GOAL OF THE EXERCISE »
Check every line below for the word "name" and show those that hold it.

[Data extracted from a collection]
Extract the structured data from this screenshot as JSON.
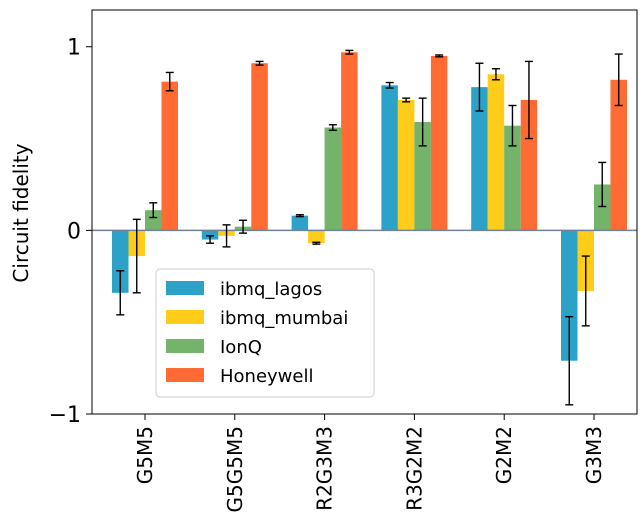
{
  "chart_data": {
    "type": "bar",
    "title": "",
    "xlabel": "",
    "ylabel": "Circuit fidelity",
    "ylim": [
      -1,
      1.2
    ],
    "yticks": [
      {
        "value": -1,
        "label": "−1"
      },
      {
        "value": 0,
        "label": "0"
      },
      {
        "value": 1,
        "label": "1"
      }
    ],
    "categories": [
      "G5M5",
      "G5G5M5",
      "R2G3M3",
      "R3G2M2",
      "G2M2",
      "G3M3"
    ],
    "grid": false,
    "legend_position": "lower-left",
    "series": [
      {
        "name": "ibmq_lagos",
        "color": "#2ca2c8",
        "values": [
          -0.34,
          -0.05,
          0.08,
          0.79,
          0.78,
          -0.71
        ],
        "errors": [
          0.12,
          0.02,
          0.005,
          0.015,
          0.13,
          0.24
        ]
      },
      {
        "name": "ibmq_mumbai",
        "color": "#ffcc1a",
        "values": [
          -0.14,
          -0.03,
          -0.07,
          0.71,
          0.85,
          -0.33
        ],
        "errors": [
          0.2,
          0.06,
          0.005,
          0.01,
          0.03,
          0.19
        ]
      },
      {
        "name": "IonQ",
        "color": "#73b36a",
        "values": [
          0.11,
          0.02,
          0.56,
          0.59,
          0.57,
          0.25
        ],
        "errors": [
          0.04,
          0.035,
          0.015,
          0.13,
          0.11,
          0.12
        ]
      },
      {
        "name": "Honeywell",
        "color": "#ff6b33",
        "values": [
          0.81,
          0.91,
          0.97,
          0.95,
          0.71,
          0.82
        ],
        "errors": [
          0.05,
          0.01,
          0.01,
          0.005,
          0.21,
          0.14
        ]
      }
    ]
  }
}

RESULT OF THIS EXERCISE »
        "name": "ibmq_lagos",
        "name": "ibmq_mumbai",
        "name": "IonQ",
        "name": "Honeywell",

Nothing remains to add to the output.